(Recorded data)

===============

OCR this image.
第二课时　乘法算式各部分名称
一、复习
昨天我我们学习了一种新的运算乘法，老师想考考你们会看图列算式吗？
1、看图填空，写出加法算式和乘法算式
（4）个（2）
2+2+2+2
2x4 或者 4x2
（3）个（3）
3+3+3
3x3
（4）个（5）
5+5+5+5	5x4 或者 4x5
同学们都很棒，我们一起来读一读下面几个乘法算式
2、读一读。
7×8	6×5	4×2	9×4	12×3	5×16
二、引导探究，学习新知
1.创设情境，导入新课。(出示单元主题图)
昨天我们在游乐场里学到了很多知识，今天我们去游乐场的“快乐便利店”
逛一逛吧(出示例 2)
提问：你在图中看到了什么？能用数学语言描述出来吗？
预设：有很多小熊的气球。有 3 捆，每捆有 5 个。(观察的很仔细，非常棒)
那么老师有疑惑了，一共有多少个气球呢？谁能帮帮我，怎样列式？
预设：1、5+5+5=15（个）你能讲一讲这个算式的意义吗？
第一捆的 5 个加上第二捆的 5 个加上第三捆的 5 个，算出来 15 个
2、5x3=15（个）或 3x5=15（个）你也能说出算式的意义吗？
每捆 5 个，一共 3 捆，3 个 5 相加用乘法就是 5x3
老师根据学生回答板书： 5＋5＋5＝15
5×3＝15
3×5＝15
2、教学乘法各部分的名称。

===============

From the first line to the last, please quote the material above exactly.

OCR this image.
第二课时　乘法算式各部分名称
一、复习
昨天我我们学习了一种新的运算乘法，老师想考考你们会看图列算式吗？
1、看图填空，写出加法算式和乘法算式
（4）个（2）
2+2+2+2
2x4 或者 4x2
（3）个（3）
3+3+3
3x3
（4）个（5）
5+5+5+5	5x4 或者 4x5
同学们都很棒，我们一起来读一读下面几个乘法算式
2、读一读。
7×8	6×5	4×2	9×4	12×3	5×16
二、引导探究，学习新知
1.创设情境，导入新课。(出示单元主题图)
昨天我们在游乐场里学到了很多知识，今天我们去游乐场的“快乐便利店”
逛一逛吧(出示例 2)
提问：你在图中看到了什么？能用数学语言描述出来吗？
预设：有很多小熊的气球。有 3 捆，每捆有 5 个。(观察的很仔细，非常棒)
那么老师有疑惑了，一共有多少个气球呢？谁能帮帮我，怎样列式？
预设：1、5+5+5=15（个）你能讲一讲这个算式的意义吗？
第一捆的 5 个加上第二捆的 5 个加上第三捆的 5 个，算出来 15 个
2、5x3=15（个）或 3x5=15（个）你也能说出算式的意义吗？
每捆 5 个，一共 3 捆，3 个 5 相加用乘法就是 5x3
老师根据学生回答板书： 5＋5＋5＝15
5×3＝15
3×5＝15
2、教学乘法各部分的名称。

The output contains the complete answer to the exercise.